- **EXERCISE**
Below are the records; locate each line with the word "this" and copy it.

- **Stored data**
★ ★ ★
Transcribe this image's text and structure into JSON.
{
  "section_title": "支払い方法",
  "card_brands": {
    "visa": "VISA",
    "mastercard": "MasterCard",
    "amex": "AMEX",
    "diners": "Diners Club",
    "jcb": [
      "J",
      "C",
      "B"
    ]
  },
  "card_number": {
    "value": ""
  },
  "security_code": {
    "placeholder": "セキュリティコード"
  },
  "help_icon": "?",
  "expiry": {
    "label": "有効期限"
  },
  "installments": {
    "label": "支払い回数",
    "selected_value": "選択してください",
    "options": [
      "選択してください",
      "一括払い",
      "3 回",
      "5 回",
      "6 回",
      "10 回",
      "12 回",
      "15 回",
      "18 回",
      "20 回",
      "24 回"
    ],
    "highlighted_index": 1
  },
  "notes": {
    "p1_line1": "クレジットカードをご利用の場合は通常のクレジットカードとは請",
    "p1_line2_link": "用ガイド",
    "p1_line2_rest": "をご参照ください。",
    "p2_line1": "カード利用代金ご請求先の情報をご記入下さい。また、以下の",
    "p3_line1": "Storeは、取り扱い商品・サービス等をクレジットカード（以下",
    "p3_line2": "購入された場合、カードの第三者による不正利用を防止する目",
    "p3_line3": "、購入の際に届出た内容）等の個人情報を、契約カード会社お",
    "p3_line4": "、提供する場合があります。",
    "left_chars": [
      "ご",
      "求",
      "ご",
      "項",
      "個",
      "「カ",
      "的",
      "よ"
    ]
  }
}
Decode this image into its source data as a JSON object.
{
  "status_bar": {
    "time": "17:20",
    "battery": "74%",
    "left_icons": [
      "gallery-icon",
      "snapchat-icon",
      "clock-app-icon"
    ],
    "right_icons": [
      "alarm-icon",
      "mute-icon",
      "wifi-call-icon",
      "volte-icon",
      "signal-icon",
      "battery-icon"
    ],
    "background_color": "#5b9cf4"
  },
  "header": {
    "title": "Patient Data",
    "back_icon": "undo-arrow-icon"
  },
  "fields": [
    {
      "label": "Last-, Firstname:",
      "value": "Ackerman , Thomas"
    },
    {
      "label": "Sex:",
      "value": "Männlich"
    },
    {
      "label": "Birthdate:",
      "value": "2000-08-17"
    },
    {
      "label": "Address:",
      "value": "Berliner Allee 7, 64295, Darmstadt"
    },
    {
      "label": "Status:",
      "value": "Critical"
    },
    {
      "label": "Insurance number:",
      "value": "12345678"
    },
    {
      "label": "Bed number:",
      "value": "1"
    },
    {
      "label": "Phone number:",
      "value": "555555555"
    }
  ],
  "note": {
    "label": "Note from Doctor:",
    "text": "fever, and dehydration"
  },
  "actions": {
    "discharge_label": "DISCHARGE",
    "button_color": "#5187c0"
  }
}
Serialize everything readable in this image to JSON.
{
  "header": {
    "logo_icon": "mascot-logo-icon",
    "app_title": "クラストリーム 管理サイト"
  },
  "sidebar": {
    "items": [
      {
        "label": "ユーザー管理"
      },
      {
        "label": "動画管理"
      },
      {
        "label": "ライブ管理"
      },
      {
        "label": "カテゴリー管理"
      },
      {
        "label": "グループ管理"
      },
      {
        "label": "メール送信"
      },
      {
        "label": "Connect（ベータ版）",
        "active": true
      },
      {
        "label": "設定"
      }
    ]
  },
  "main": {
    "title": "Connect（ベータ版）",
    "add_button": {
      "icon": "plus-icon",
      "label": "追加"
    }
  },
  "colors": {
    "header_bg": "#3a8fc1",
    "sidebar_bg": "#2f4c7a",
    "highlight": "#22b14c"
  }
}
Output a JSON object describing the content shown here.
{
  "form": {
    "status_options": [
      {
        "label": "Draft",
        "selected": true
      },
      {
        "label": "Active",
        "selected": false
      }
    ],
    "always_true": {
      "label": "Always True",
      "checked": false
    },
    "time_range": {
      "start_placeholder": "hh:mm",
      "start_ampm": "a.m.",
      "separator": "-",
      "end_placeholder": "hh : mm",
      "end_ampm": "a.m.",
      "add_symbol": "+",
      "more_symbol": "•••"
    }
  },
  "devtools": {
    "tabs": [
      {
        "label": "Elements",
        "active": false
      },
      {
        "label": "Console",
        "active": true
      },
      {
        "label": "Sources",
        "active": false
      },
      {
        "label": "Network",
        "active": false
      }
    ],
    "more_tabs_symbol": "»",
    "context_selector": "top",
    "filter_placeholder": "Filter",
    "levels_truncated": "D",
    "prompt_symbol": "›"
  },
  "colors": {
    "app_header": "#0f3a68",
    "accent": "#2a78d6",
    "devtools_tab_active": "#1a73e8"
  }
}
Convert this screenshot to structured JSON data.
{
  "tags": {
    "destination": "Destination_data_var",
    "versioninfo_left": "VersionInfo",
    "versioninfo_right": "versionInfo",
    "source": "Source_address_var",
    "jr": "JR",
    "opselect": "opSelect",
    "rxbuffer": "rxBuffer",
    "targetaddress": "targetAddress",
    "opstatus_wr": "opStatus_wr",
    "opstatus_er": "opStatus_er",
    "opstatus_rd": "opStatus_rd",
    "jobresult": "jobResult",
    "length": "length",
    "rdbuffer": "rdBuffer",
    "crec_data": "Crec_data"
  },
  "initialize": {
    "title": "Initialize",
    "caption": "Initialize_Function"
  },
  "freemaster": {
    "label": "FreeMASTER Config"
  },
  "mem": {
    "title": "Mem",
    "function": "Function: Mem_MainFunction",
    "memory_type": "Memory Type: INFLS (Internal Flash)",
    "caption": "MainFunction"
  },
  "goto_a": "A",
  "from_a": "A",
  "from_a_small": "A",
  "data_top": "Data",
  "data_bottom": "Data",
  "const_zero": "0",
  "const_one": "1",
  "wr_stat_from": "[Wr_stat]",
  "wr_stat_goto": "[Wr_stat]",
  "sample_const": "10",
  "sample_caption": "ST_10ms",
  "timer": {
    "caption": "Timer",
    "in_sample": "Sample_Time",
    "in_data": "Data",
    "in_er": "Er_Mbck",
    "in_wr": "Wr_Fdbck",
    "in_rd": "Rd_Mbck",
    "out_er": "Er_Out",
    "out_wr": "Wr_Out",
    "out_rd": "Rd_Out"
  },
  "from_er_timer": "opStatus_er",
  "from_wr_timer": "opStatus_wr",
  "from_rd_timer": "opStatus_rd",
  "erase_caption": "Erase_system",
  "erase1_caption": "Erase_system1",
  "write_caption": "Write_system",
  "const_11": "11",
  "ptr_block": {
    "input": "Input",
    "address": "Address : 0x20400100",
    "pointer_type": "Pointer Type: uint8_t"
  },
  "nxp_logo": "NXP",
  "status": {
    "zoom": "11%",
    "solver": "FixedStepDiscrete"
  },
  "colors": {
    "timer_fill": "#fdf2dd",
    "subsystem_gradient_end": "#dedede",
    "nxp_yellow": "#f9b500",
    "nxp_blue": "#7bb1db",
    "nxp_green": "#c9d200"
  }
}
★ ★ ★
- **THE SOLUTION**
Transcribe this image's text and structure into JSON.
Decode this image into its source data as a JSON object.
Serialize everything readable in this image to JSON.
Convert this screenshot to structured JSON data.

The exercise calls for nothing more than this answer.